[Source records]
-- START --

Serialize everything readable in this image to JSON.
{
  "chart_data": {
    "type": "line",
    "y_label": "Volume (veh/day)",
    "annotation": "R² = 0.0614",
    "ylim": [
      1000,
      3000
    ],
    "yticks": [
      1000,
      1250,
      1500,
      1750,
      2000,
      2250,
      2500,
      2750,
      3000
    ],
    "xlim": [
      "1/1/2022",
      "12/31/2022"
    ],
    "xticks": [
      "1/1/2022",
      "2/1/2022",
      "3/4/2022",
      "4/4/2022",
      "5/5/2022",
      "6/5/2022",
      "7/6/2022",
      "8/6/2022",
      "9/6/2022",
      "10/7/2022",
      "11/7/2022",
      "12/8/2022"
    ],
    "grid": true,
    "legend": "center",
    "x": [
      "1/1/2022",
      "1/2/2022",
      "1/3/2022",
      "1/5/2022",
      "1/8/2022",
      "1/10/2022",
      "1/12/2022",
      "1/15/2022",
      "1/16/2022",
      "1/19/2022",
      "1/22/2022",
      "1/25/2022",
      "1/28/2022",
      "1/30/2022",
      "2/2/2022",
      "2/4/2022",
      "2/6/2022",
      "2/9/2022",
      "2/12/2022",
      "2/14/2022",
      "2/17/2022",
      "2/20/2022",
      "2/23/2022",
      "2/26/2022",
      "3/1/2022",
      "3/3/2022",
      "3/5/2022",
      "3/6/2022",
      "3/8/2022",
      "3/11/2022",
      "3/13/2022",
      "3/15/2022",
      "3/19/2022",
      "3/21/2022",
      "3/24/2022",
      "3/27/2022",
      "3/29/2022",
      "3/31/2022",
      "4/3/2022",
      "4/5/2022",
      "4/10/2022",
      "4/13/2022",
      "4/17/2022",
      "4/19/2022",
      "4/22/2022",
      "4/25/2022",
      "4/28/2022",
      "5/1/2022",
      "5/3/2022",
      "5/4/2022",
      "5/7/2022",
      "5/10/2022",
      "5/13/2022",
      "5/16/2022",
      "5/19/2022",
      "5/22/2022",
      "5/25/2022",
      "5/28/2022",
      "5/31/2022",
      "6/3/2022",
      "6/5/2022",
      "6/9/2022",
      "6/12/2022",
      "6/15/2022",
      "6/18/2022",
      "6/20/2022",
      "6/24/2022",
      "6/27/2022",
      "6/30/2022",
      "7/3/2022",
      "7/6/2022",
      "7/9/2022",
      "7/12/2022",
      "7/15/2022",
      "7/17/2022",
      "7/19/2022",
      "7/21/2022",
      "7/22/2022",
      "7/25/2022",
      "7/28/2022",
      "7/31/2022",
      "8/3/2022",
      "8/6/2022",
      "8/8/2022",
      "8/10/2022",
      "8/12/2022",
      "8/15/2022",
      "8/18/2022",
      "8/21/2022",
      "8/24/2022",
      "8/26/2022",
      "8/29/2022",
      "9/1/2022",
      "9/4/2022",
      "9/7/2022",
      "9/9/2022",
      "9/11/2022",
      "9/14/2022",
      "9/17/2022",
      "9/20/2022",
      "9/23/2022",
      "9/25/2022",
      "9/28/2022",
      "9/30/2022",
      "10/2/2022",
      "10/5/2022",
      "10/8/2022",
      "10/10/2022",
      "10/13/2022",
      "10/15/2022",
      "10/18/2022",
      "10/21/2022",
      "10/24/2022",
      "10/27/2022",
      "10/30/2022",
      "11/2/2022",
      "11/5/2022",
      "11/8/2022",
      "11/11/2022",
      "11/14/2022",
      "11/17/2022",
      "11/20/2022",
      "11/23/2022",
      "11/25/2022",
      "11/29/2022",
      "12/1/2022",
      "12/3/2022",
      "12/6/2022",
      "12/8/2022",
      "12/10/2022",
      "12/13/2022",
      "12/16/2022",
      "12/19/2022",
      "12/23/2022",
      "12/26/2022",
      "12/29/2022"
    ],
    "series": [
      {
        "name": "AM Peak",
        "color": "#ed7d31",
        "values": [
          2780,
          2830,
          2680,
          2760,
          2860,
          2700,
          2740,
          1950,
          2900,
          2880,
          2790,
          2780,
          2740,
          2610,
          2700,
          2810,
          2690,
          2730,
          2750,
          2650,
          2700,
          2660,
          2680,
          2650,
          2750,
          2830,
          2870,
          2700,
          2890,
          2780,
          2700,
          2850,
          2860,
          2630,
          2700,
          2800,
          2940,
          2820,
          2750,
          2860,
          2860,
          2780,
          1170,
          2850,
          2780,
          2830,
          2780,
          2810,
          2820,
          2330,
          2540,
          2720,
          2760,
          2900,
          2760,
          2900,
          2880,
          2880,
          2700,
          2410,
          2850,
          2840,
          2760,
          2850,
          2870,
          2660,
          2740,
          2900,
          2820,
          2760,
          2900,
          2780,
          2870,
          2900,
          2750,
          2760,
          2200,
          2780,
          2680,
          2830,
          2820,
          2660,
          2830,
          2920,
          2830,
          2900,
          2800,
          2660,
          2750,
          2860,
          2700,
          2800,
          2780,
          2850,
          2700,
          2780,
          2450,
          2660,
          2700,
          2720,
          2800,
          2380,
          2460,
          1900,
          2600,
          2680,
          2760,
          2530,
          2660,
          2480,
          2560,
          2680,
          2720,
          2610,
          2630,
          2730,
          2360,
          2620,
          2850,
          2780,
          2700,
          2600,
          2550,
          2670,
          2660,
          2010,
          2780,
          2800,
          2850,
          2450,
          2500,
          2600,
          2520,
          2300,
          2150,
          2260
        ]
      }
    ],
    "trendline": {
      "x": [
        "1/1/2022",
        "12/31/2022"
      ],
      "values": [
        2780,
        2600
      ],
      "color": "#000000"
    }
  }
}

-- END --

Brief: Every record above needs to be repeated word for word.

Solution for this problem:
Serialize everything readable in this image to JSON.
{
  "chart_data": {
    "type": "line",
    "y_label": "Volume (veh/day)",
    "annotation": "R² = 0.0614",
    "ylim": [
      1000,
      3000
    ],
    "yticks": [
      1000,
      1250,
      1500,
      1750,
      2000,
      2250,
      2500,
      2750,
      3000
    ],
    "xlim": [
      "1/1/2022",
      "12/31/2022"
    ],
    "xticks": [
      "1/1/2022",
      "2/1/2022",
      "3/4/2022",
      "4/4/2022",
      "5/5/2022",
      "6/5/2022",
      "7/6/2022",
      "8/6/2022",
      "9/6/2022",
      "10/7/2022",
      "11/7/2022",
      "12/8/2022"
    ],
    "grid": true,
    "legend": "center",
    "x": [
      "1/1/2022",
      "1/2/2022",
      "1/3/2022",
      "1/5/2022",
      "1/8/2022",
      "1/10/2022",
      "1/12/2022",
      "1/15/2022",
      "1/16/2022",
      "1/19/2022",
      "1/22/2022",
      "1/25/2022",
      "1/28/2022",
      "1/30/2022",
      "2/2/2022",
      "2/4/2022",
      "2/6/2022",
      "2/9/2022",
      "2/12/2022",
      "2/14/2022",
      "2/17/2022",
      "2/20/2022",
      "2/23/2022",
      "2/26/2022",
      "3/1/2022",
      "3/3/2022",
      "3/5/2022",
      "3/6/2022",
      "3/8/2022",
      "3/11/2022",
      "3/13/2022",
      "3/15/2022",
      "3/19/2022",
      "3/21/2022",
      "3/24/2022",
      "3/27/2022",
      "3/29/2022",
      "3/31/2022",
      "4/3/2022",
      "4/5/2022",
      "4/10/2022",
      "4/13/2022",
      "4/17/2022",
      "4/19/2022",
      "4/22/2022",
      "4/25/2022",
      "4/28/2022",
      "5/1/2022",
      "5/3/2022",
      "5/4/2022",
      "5/7/2022",
      "5/10/2022",
      "5/13/2022",
      "5/16/2022",
      "5/19/2022",
      "5/22/2022",
      "5/25/2022",
      "5/28/2022",
      "5/31/2022",
      "6/3/2022",
      "6/5/2022",
      "6/9/2022",
      "6/12/2022",
      "6/15/2022",
      "6/18/2022",
      "6/20/2022",
      "6/24/2022",
      "6/27/2022",
      "6/30/2022",
      "7/3/2022",
      "7/6/2022",
      "7/9/2022",
      "7/12/2022",
      "7/15/2022",
      "7/17/2022",
      "7/19/2022",
      "7/21/2022",
      "7/22/2022",
      "7/25/2022",
      "7/28/2022",
      "7/31/2022",
      "8/3/2022",
      "8/6/2022",
      "8/8/2022",
      "8/10/2022",
      "8/12/2022",
      "8/15/2022",
      "8/18/2022",
      "8/21/2022",
      "8/24/2022",
      "8/26/2022",
      "8/29/2022",
      "9/1/2022",
      "9/4/2022",
      "9/7/2022",
      "9/9/2022",
      "9/11/2022",
      "9/14/2022",
      "9/17/2022",
      "9/20/2022",
      "9/23/2022",
      "9/25/2022",
      "9/28/2022",
      "9/30/2022",
      "10/2/2022",
      "10/5/2022",
      "10/8/2022",
      "10/10/2022",
      "10/13/2022",
      "10/15/2022",
      "10/18/2022",
      "10/21/2022",
      "10/24/2022",
      "10/27/2022",
      "10/30/2022",
      "11/2/2022",
      "11/5/2022",
      "11/8/2022",
      "11/11/2022",
      "11/14/2022",
      "11/17/2022",
      "11/20/2022",
      "11/23/2022",
      "11/25/2022",
      "11/29/2022",
      "12/1/2022",
      "12/3/2022",
      "12/6/2022",
      "12/8/2022",
      "12/10/2022",
      "12/13/2022",
      "12/16/2022",
      "12/19/2022",
      "12/23/2022",
      "12/26/2022",
      "12/29/2022"
    ],
    "series": [
      {
        "name": "AM Peak",
        "color": "#ed7d31",
        "values": [
          2780,
          2830,
          2680,
          2760,
          2860,
          2700,
          2740,
          1950,
          2900,
          2880,
          2790,
          2780,
          2740,
          2610,
          2700,
          2810,
          2690,
          2730,
          2750,
          2650,
          2700,
          2660,
          2680,
          2650,
          2750,
          2830,
          2870,
          2700,
          2890,
          2780,
          2700,
          2850,
          2860,
          2630,
          2700,
          2800,
          2940,
          2820,
          2750,
          2860,
          2860,
          2780,
          1170,
          2850,
          2780,
          2830,
          2780,
          2810,
          2820,
          2330,
          2540,
          2720,
          2760,
          2900,
          2760,
          2900,
          2880,
          2880,
          2700,
          2410,
          2850,
          2840,
          2760,
          2850,
          2870,
          2660,
          2740,
          2900,
          2820,
          2760,
          2900,
          2780,
          2870,
          2900,
          2750,
          2760,
          2200,
          2780,
          2680,
          2830,
          2820,
          2660,
          2830,
          2920,
          2830,
          2900,
          2800,
          2660,
          2750,
          2860,
          2700,
          2800,
          2780,
          2850,
          2700,
          2780,
          2450,
          2660,
          2700,
          2720,
          2800,
          2380,
          2460,
          1900,
          2600,
          2680,
          2760,
          2530,
          2660,
          2480,
          2560,
          2680,
          2720,
          2610,
          2630,
          2730,
          2360,
          2620,
          2850,
          2780,
          2700,
          2600,
          2550,
          2670,
          2660,
          2010,
          2780,
          2800,
          2850,
          2450,
          2500,
          2600,
          2520,
          2300,
          2150,
          2260
        ]
      }
    ],
    "trendline": {
      "x": [
        "1/1/2022",
        "12/31/2022"
      ],
      "values": [
        2780,
        2600
      ],
      "color": "#000000"
    }
  }
}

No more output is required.